Task brief: Report the total number of lines that include the string "JSON", without any other text.

Input records:

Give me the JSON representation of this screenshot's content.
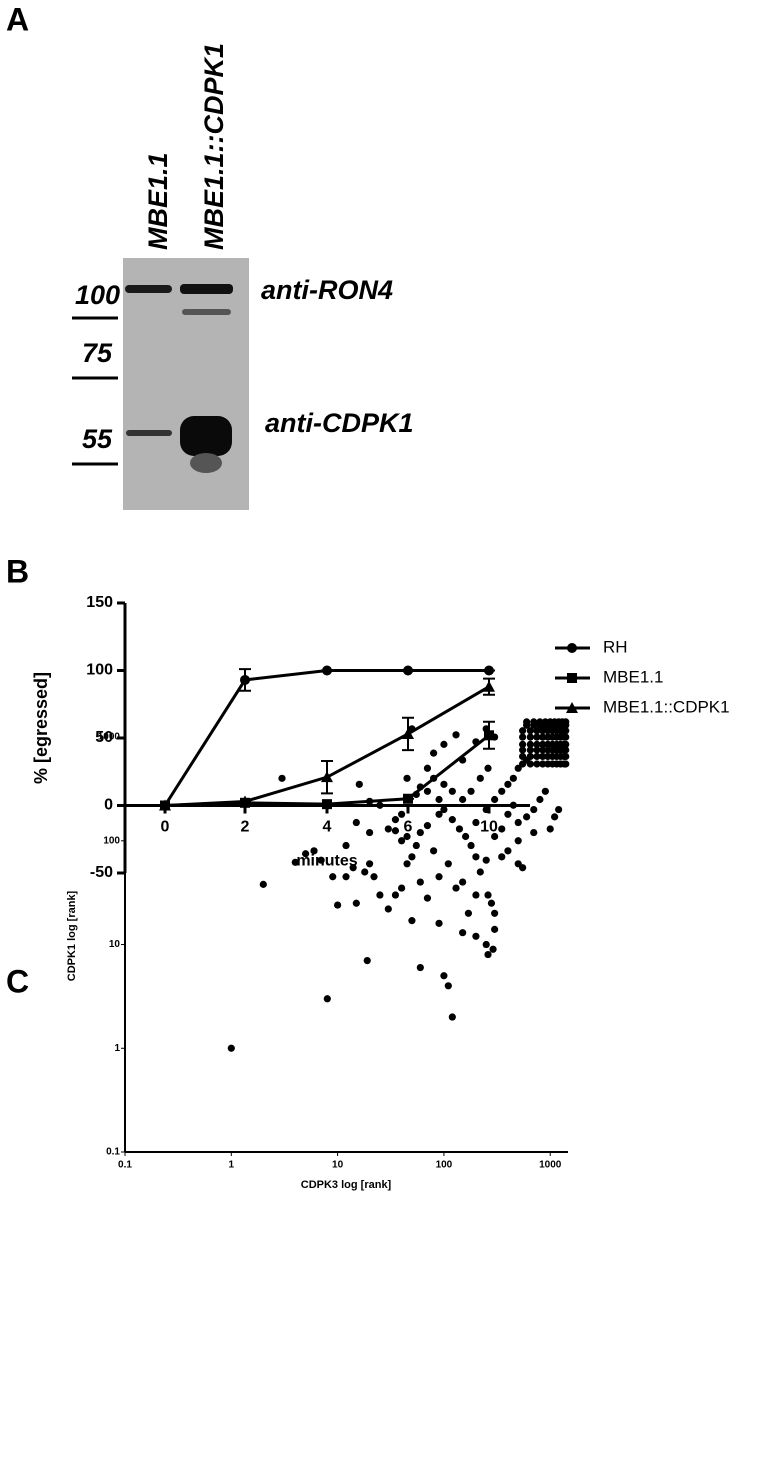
{
  "panel_labels": [
    "A",
    "B",
    "C"
  ],
  "blot": {
    "lanes": [
      "MBE1.1",
      "MBE1.1::CDPK1"
    ],
    "markers": [
      "100",
      "75",
      "55"
    ],
    "bands": [
      "anti-RON4",
      "anti-CDPK1"
    ]
  },
  "chart_data": [
    {
      "type": "line",
      "categories": [
        "0",
        "2",
        "4",
        "6",
        "10"
      ],
      "x_label": "minutes",
      "y_label": "% [egressed]",
      "ylim": [
        -50,
        150
      ],
      "yticks": [
        -50,
        0,
        50,
        100,
        150
      ],
      "legend": "right",
      "series": [
        {
          "name": "RH",
          "color": "#000000",
          "marker": "circle",
          "values": [
            0,
            93,
            100,
            100,
            100
          ],
          "errors": [
            0,
            8,
            0,
            0,
            0
          ]
        },
        {
          "name": "MBE1.1",
          "color": "#000000",
          "marker": "square",
          "values": [
            0,
            2,
            1,
            5,
            52
          ],
          "errors": [
            0,
            0,
            0,
            0,
            10
          ]
        },
        {
          "name": "MBE1.1::CDPK1",
          "color": "#000000",
          "marker": "triangle",
          "values": [
            0,
            3,
            21,
            53,
            88
          ],
          "errors": [
            0,
            0,
            12,
            12,
            6
          ]
        }
      ]
    },
    {
      "type": "scatter",
      "x_label": "CDPK3 log [rank]",
      "y_label": "CDPK1 log [rank]",
      "log_x": true,
      "log_y": true,
      "color": "#000000",
      "xlim": [
        0.1,
        1470
      ],
      "ylim": [
        0.1,
        1460
      ],
      "xticks": [
        0.1,
        1,
        10,
        100,
        1000
      ],
      "yticks": [
        0.1,
        1,
        10,
        100,
        1000
      ],
      "x": [
        1,
        2,
        3,
        8,
        19,
        120,
        100,
        110,
        60,
        290,
        260,
        250,
        200,
        150,
        50,
        90,
        30,
        70,
        10,
        15,
        25,
        12,
        14,
        20,
        18,
        22,
        9,
        4,
        5,
        6,
        7,
        15,
        16,
        12,
        20,
        25,
        30,
        35,
        40,
        45,
        50,
        45,
        55,
        60,
        70,
        80,
        100,
        130,
        150,
        200,
        250,
        300,
        20,
        35,
        40,
        50,
        60,
        80,
        90,
        110,
        130,
        150,
        170,
        200,
        220,
        260,
        280,
        300,
        300,
        250,
        200,
        180,
        160,
        140,
        120,
        100,
        90,
        70,
        60,
        55,
        45,
        40,
        35,
        200,
        250,
        300,
        350,
        400,
        450,
        500,
        600,
        700,
        800,
        900,
        1000,
        1100,
        1200,
        700,
        500,
        400,
        350,
        500,
        550,
        300,
        350,
        400,
        450,
        500,
        600,
        150,
        180,
        220,
        260,
        80,
        70,
        100,
        120,
        90,
        550,
        650,
        750,
        850,
        950,
        1050,
        1150,
        1250,
        1350,
        1400,
        550,
        650,
        750,
        850,
        950,
        1050,
        1150,
        1250,
        1350,
        1400,
        550,
        650,
        750,
        850,
        950,
        1050,
        1150,
        1250,
        1350,
        1400,
        550,
        650,
        750,
        850,
        950,
        1050,
        1150,
        1250,
        1350,
        1400,
        550,
        650,
        750,
        850,
        950,
        1050,
        1150,
        1250,
        1350,
        1400,
        550,
        650,
        750,
        850,
        950,
        1050,
        1150,
        1250,
        1350,
        1400,
        600,
        700,
        800,
        900,
        1000,
        1100,
        1200,
        1300,
        1400,
        600,
        700,
        800,
        900,
        1000,
        1100,
        1200,
        1300,
        1400
      ],
      "values": [
        1,
        38,
        400,
        3,
        7,
        2,
        5,
        4,
        6,
        9,
        8,
        10,
        12,
        13,
        17,
        16,
        22,
        28,
        24,
        25,
        30,
        45,
        55,
        60,
        50,
        45,
        45,
        62,
        75,
        80,
        65,
        150,
        350,
        90,
        120,
        220,
        130,
        125,
        100,
        110,
        1200,
        400,
        280,
        330,
        500,
        700,
        850,
        1050,
        600,
        900,
        1200,
        1000,
        240,
        160,
        180,
        70,
        40,
        80,
        45,
        60,
        35,
        40,
        20,
        30,
        50,
        30,
        25,
        20,
        14,
        65,
        70,
        90,
        110,
        130,
        160,
        200,
        250,
        140,
        120,
        90,
        60,
        35,
        30,
        150,
        200,
        250,
        300,
        180,
        220,
        150,
        170,
        200,
        250,
        300,
        130,
        170,
        200,
        120,
        100,
        80,
        70,
        60,
        55,
        110,
        130,
        350,
        400,
        500,
        600,
        250,
        300,
        400,
        500,
        400,
        300,
        350,
        300,
        180,
        550,
        550,
        550,
        550,
        550,
        550,
        550,
        550,
        550,
        550,
        650,
        650,
        650,
        650,
        650,
        650,
        650,
        650,
        650,
        650,
        750,
        750,
        750,
        750,
        750,
        750,
        750,
        750,
        750,
        750,
        850,
        850,
        850,
        850,
        850,
        850,
        850,
        850,
        850,
        850,
        1000,
        1000,
        1000,
        1000,
        1000,
        1000,
        1000,
        1000,
        1000,
        1000,
        1150,
        1150,
        1150,
        1150,
        1150,
        1150,
        1150,
        1150,
        1150,
        1150,
        1300,
        1300,
        1300,
        1300,
        1300,
        1300,
        1300,
        1300,
        1300,
        1400,
        1400,
        1400,
        1400,
        1400,
        1400,
        1400,
        1400,
        1400
      ]
    }
  ]
}
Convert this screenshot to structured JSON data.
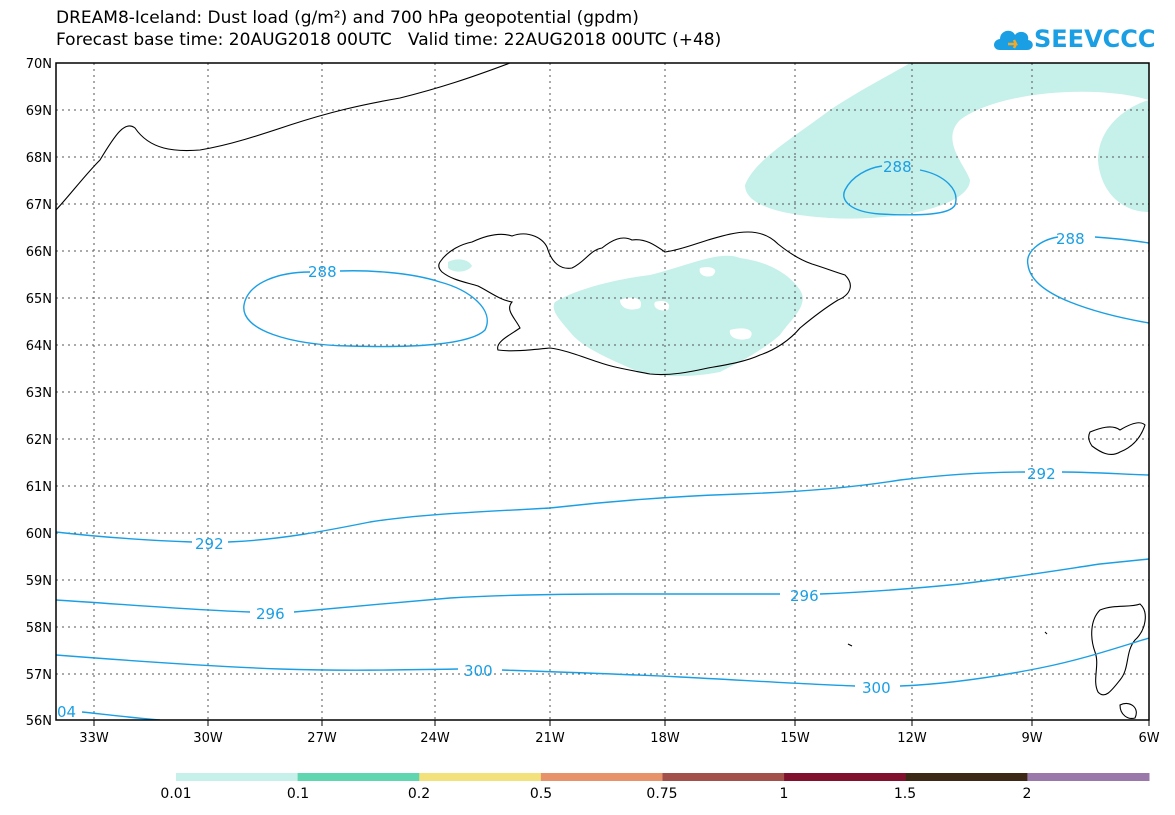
{
  "header": {
    "title_line1": "DREAM8-Iceland: Dust load (g/m²) and 700 hPa geopotential (gpdm)",
    "title_line2": "Forecast base time: 20AUG2018 00UTC   Valid time: 22AUG2018 00UTC (+48)"
  },
  "logo": {
    "text": "SEEVCCC",
    "icon": "cloud-icon",
    "color": "#1a9fe4"
  },
  "map": {
    "lat_labels": [
      "70N",
      "69N",
      "68N",
      "67N",
      "66N",
      "65N",
      "64N",
      "63N",
      "62N",
      "61N",
      "60N",
      "59N",
      "58N",
      "57N",
      "56N"
    ],
    "lon_labels": [
      "33W",
      "30W",
      "27W",
      "24W",
      "21W",
      "18W",
      "15W",
      "12W",
      "9W",
      "6W"
    ],
    "contour_color": "#1a9fe4",
    "contours": [
      {
        "label": "288"
      },
      {
        "label": "288"
      },
      {
        "label": "288"
      },
      {
        "label": "292"
      },
      {
        "label": "292"
      },
      {
        "label": "296"
      },
      {
        "label": "296"
      },
      {
        "label": "300"
      },
      {
        "label": "300"
      },
      {
        "label": "04"
      }
    ]
  },
  "legend": {
    "colors": [
      "#c6f0ea",
      "#5fd6b0",
      "#f3e27b",
      "#e8926a",
      "#a4504a",
      "#80102e",
      "#3c2814",
      "#9a78aa"
    ],
    "labels": [
      "0.01",
      "0.1",
      "0.2",
      "0.5",
      "0.75",
      "1",
      "1.5",
      "2"
    ]
  }
}
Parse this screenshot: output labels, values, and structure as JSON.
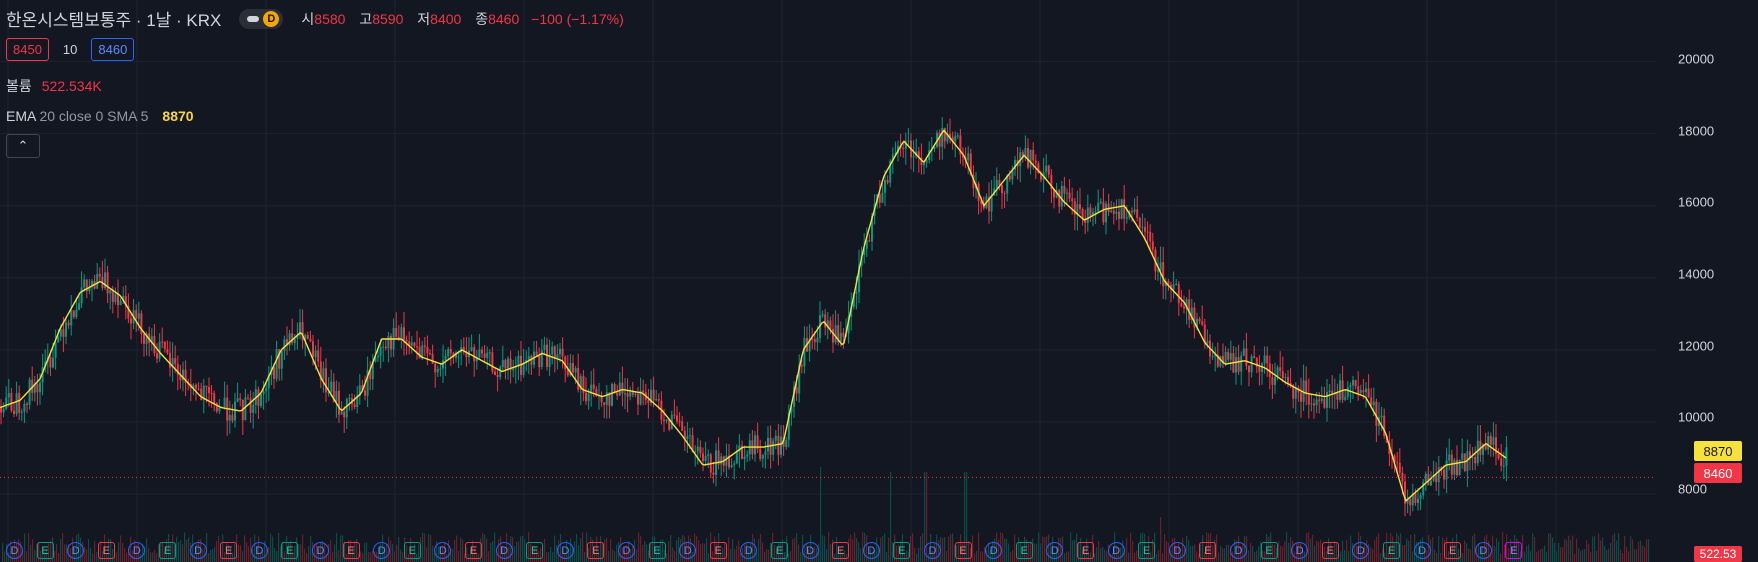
{
  "header": {
    "title": "한온시스템보통주 · 1날 · KRX",
    "market_badge": "D",
    "ohlc": {
      "open_label": "시",
      "open": "8580",
      "high_label": "고",
      "high": "8590",
      "low_label": "저",
      "low": "8400",
      "close_label": "종",
      "close": "8460",
      "change": "−100 (−1.17%)"
    }
  },
  "order": {
    "sell_price": "8450",
    "quantity": "10",
    "buy_price": "8460"
  },
  "volume_legend": {
    "label": "볼륨",
    "value": "522.534K"
  },
  "ema_legend": {
    "label": "EMA",
    "params": "20 close 0 SMA 5",
    "value": "8870"
  },
  "price_axis": {
    "ticks": [
      "20000",
      "18000",
      "16000",
      "14000",
      "12000",
      "10000",
      "8000"
    ]
  },
  "price_tags": {
    "ema": "8870",
    "last": "8460",
    "volume": "522.53"
  },
  "events": [
    "D",
    "E",
    "D",
    "E",
    "D",
    "E",
    "D",
    "E",
    "D",
    "E",
    "D",
    "E",
    "D",
    "E",
    "D",
    "E",
    "D",
    "E",
    "D",
    "E",
    "D",
    "E",
    "D",
    "E",
    "D",
    "E",
    "D",
    "E",
    "D",
    "E",
    "D",
    "E",
    "D",
    "E",
    "D",
    "E",
    "D",
    "E",
    "D",
    "E",
    "D",
    "E",
    "D",
    "E",
    "D",
    "E",
    "D",
    "E",
    "D",
    "E"
  ],
  "colors": {
    "up": "#089981",
    "down": "#f23645",
    "ema": "#f7e13b",
    "background": "#131722",
    "grid": "#1e2330"
  },
  "chart_data": {
    "type": "candlestick",
    "ylim": [
      7000,
      20600
    ],
    "ema_key_points": [
      10400,
      10600,
      11200,
      12600,
      13600,
      13900,
      13500,
      12600,
      11900,
      11300,
      10700,
      10400,
      10300,
      10800,
      12000,
      12500,
      11200,
      10300,
      10800,
      12300,
      12300,
      11800,
      11600,
      12000,
      11700,
      11400,
      11600,
      11900,
      11700,
      10900,
      10700,
      10900,
      10800,
      10300,
      9600,
      8800,
      8900,
      9300,
      9300,
      9400,
      12000,
      12800,
      12100,
      14800,
      16800,
      17800,
      17200,
      18100,
      17400,
      16000,
      16700,
      17400,
      16800,
      16100,
      15600,
      15900,
      16000,
      15100,
      13900,
      13300,
      12200,
      11600,
      11700,
      11500,
      11100,
      10800,
      10700,
      10900,
      10700,
      9700,
      7800,
      8300,
      8800,
      8900,
      9400,
      9000
    ]
  }
}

Expected output: 3